**Your instructions**
Make an exact copy of the records, with the images left out.

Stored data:
★ ★ ★ ★

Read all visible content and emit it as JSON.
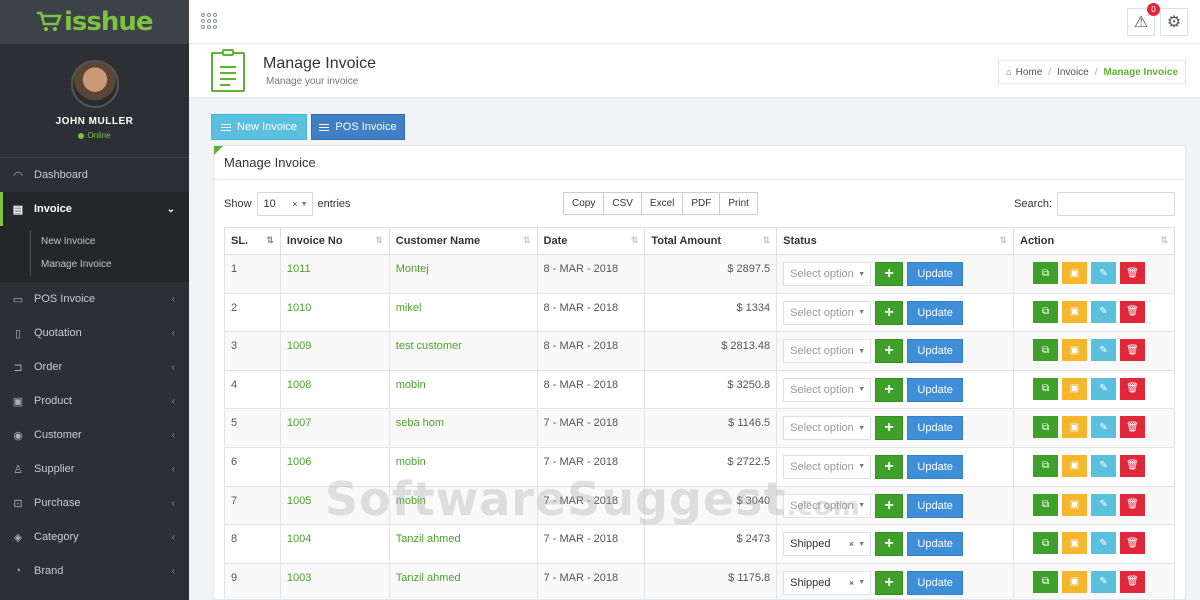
{
  "brand": {
    "name": "isshue",
    "logo_icon": "cart-icon"
  },
  "user": {
    "name": "JOHN MULLER",
    "status": "Online"
  },
  "sidebar": {
    "items": [
      {
        "label": "Dashboard",
        "icon": "dashboard-icon",
        "glyph": "◠",
        "chevron": ""
      },
      {
        "label": "Invoice",
        "icon": "invoice-icon",
        "glyph": "▤",
        "chevron": "⌄",
        "active": true
      },
      {
        "label": "POS Invoice",
        "icon": "pos-invoice-icon",
        "glyph": "▭",
        "chevron": "‹"
      },
      {
        "label": "Quotation",
        "icon": "quotation-icon",
        "glyph": "▯",
        "chevron": "‹"
      },
      {
        "label": "Order",
        "icon": "order-icon",
        "glyph": "⊐",
        "chevron": "‹"
      },
      {
        "label": "Product",
        "icon": "product-icon",
        "glyph": "▣",
        "chevron": "‹"
      },
      {
        "label": "Customer",
        "icon": "customer-icon",
        "glyph": "◉",
        "chevron": "‹"
      },
      {
        "label": "Supplier",
        "icon": "supplier-icon",
        "glyph": "♙",
        "chevron": "‹"
      },
      {
        "label": "Purchase",
        "icon": "purchase-icon",
        "glyph": "⊡",
        "chevron": "‹"
      },
      {
        "label": "Category",
        "icon": "category-icon",
        "glyph": "◈",
        "chevron": "‹"
      },
      {
        "label": "Brand",
        "icon": "brand-icon",
        "glyph": "◔",
        "chevron": "‹"
      }
    ],
    "invoice_submenu": [
      "New Invoice",
      "Manage Invoice"
    ]
  },
  "topbar": {
    "notification_count": "0"
  },
  "page_header": {
    "title": "Manage Invoice",
    "subtitle": "Manage your invoice",
    "breadcrumb": {
      "home": "Home",
      "parent": "Invoice",
      "current": "Manage Invoice"
    }
  },
  "buttons": {
    "new_invoice": "New Invoice",
    "pos_invoice": "POS Invoice"
  },
  "panel": {
    "title": "Manage Invoice",
    "show_label": "Show",
    "entries_value": "10",
    "entries_label": "entries",
    "export_buttons": [
      "Copy",
      "CSV",
      "Excel",
      "PDF",
      "Print"
    ],
    "search_label": "Search:"
  },
  "table": {
    "columns": [
      "SL.",
      "Invoice No",
      "Customer Name",
      "Date",
      "Total Amount",
      "Status",
      "Action"
    ],
    "update_label": "Update",
    "status_placeholder": "Select option",
    "rows": [
      {
        "sl": "1",
        "invoice": "1011",
        "customer": "Montej",
        "date": "8 - MAR - 2018",
        "amount": "$ 2897.5",
        "status": ""
      },
      {
        "sl": "2",
        "invoice": "1010",
        "customer": "mikel",
        "date": "8 - MAR - 2018",
        "amount": "$ 1334",
        "status": ""
      },
      {
        "sl": "3",
        "invoice": "1009",
        "customer": "test customer",
        "date": "8 - MAR - 2018",
        "amount": "$ 2813.48",
        "status": ""
      },
      {
        "sl": "4",
        "invoice": "1008",
        "customer": "mobin",
        "date": "8 - MAR - 2018",
        "amount": "$ 3250.8",
        "status": ""
      },
      {
        "sl": "5",
        "invoice": "1007",
        "customer": "seba hom",
        "date": "7 - MAR - 2018",
        "amount": "$ 1146.5",
        "status": ""
      },
      {
        "sl": "6",
        "invoice": "1006",
        "customer": "mobin",
        "date": "7 - MAR - 2018",
        "amount": "$ 2722.5",
        "status": ""
      },
      {
        "sl": "7",
        "invoice": "1005",
        "customer": "mobin",
        "date": "7 - MAR - 2018",
        "amount": "$ 3040",
        "status": ""
      },
      {
        "sl": "8",
        "invoice": "1004",
        "customer": "Tanzil ahmed",
        "date": "7 - MAR - 2018",
        "amount": "$ 2473",
        "status": "Shipped"
      },
      {
        "sl": "9",
        "invoice": "1003",
        "customer": "Tanzil ahmed",
        "date": "7 - MAR - 2018",
        "amount": "$ 1175.8",
        "status": "Shipped"
      }
    ]
  },
  "watermark": {
    "text": "SoftwareSuggest",
    "suffix": ".com"
  },
  "colors": {
    "accent": "#5fb233",
    "sidebar_bg": "#2c3034",
    "update_btn": "#3f8ed8",
    "delete_btn": "#e0283a"
  }
}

★ ★ ★ ★

**Exercise answer**
Read all visible content and emit it as JSON.
{
  "brand": {
    "name": "isshue",
    "logo_icon": "cart-icon"
  },
  "user": {
    "name": "JOHN MULLER",
    "status": "Online"
  },
  "sidebar": {
    "items": [
      {
        "label": "Dashboard",
        "icon": "dashboard-icon",
        "glyph": "◠",
        "chevron": ""
      },
      {
        "label": "Invoice",
        "icon": "invoice-icon",
        "glyph": "▤",
        "chevron": "⌄",
        "active": true
      },
      {
        "label": "POS Invoice",
        "icon": "pos-invoice-icon",
        "glyph": "▭",
        "chevron": "‹"
      },
      {
        "label": "Quotation",
        "icon": "quotation-icon",
        "glyph": "▯",
        "chevron": "‹"
      },
      {
        "label": "Order",
        "icon": "order-icon",
        "glyph": "⊐",
        "chevron": "‹"
      },
      {
        "label": "Product",
        "icon": "product-icon",
        "glyph": "▣",
        "chevron": "‹"
      },
      {
        "label": "Customer",
        "icon": "customer-icon",
        "glyph": "◉",
        "chevron": "‹"
      },
      {
        "label": "Supplier",
        "icon": "supplier-icon",
        "glyph": "♙",
        "chevron": "‹"
      },
      {
        "label": "Purchase",
        "icon": "purchase-icon",
        "glyph": "⊡",
        "chevron": "‹"
      },
      {
        "label": "Category",
        "icon": "category-icon",
        "glyph": "◈",
        "chevron": "‹"
      },
      {
        "label": "Brand",
        "icon": "brand-icon",
        "glyph": "◔",
        "chevron": "‹"
      }
    ],
    "invoice_submenu": [
      "New Invoice",
      "Manage Invoice"
    ]
  },
  "topbar": {
    "notification_count": "0"
  },
  "page_header": {
    "title": "Manage Invoice",
    "subtitle": "Manage your invoice",
    "breadcrumb": {
      "home": "Home",
      "parent": "Invoice",
      "current": "Manage Invoice"
    }
  },
  "buttons": {
    "new_invoice": "New Invoice",
    "pos_invoice": "POS Invoice"
  },
  "panel": {
    "title": "Manage Invoice",
    "show_label": "Show",
    "entries_value": "10",
    "entries_label": "entries",
    "export_buttons": [
      "Copy",
      "CSV",
      "Excel",
      "PDF",
      "Print"
    ],
    "search_label": "Search:"
  },
  "table": {
    "columns": [
      "SL.",
      "Invoice No",
      "Customer Name",
      "Date",
      "Total Amount",
      "Status",
      "Action"
    ],
    "update_label": "Update",
    "status_placeholder": "Select option",
    "rows": [
      {
        "sl": "1",
        "invoice": "1011",
        "customer": "Montej",
        "date": "8 - MAR - 2018",
        "amount": "$ 2897.5",
        "status": ""
      },
      {
        "sl": "2",
        "invoice": "1010",
        "customer": "mikel",
        "date": "8 - MAR - 2018",
        "amount": "$ 1334",
        "status": ""
      },
      {
        "sl": "3",
        "invoice": "1009",
        "customer": "test customer",
        "date": "8 - MAR - 2018",
        "amount": "$ 2813.48",
        "status": ""
      },
      {
        "sl": "4",
        "invoice": "1008",
        "customer": "mobin",
        "date": "8 - MAR - 2018",
        "amount": "$ 3250.8",
        "status": ""
      },
      {
        "sl": "5",
        "invoice": "1007",
        "customer": "seba hom",
        "date": "7 - MAR - 2018",
        "amount": "$ 1146.5",
        "status": ""
      },
      {
        "sl": "6",
        "invoice": "1006",
        "customer": "mobin",
        "date": "7 - MAR - 2018",
        "amount": "$ 2722.5",
        "status": ""
      },
      {
        "sl": "7",
        "invoice": "1005",
        "customer": "mobin",
        "date": "7 - MAR - 2018",
        "amount": "$ 3040",
        "status": ""
      },
      {
        "sl": "8",
        "invoice": "1004",
        "customer": "Tanzil ahmed",
        "date": "7 - MAR - 2018",
        "amount": "$ 2473",
        "status": "Shipped"
      },
      {
        "sl": "9",
        "invoice": "1003",
        "customer": "Tanzil ahmed",
        "date": "7 - MAR - 2018",
        "amount": "$ 1175.8",
        "status": "Shipped"
      }
    ]
  },
  "watermark": {
    "text": "SoftwareSuggest",
    "suffix": ".com"
  },
  "colors": {
    "accent": "#5fb233",
    "sidebar_bg": "#2c3034",
    "update_btn": "#3f8ed8",
    "delete_btn": "#e0283a"
  }
}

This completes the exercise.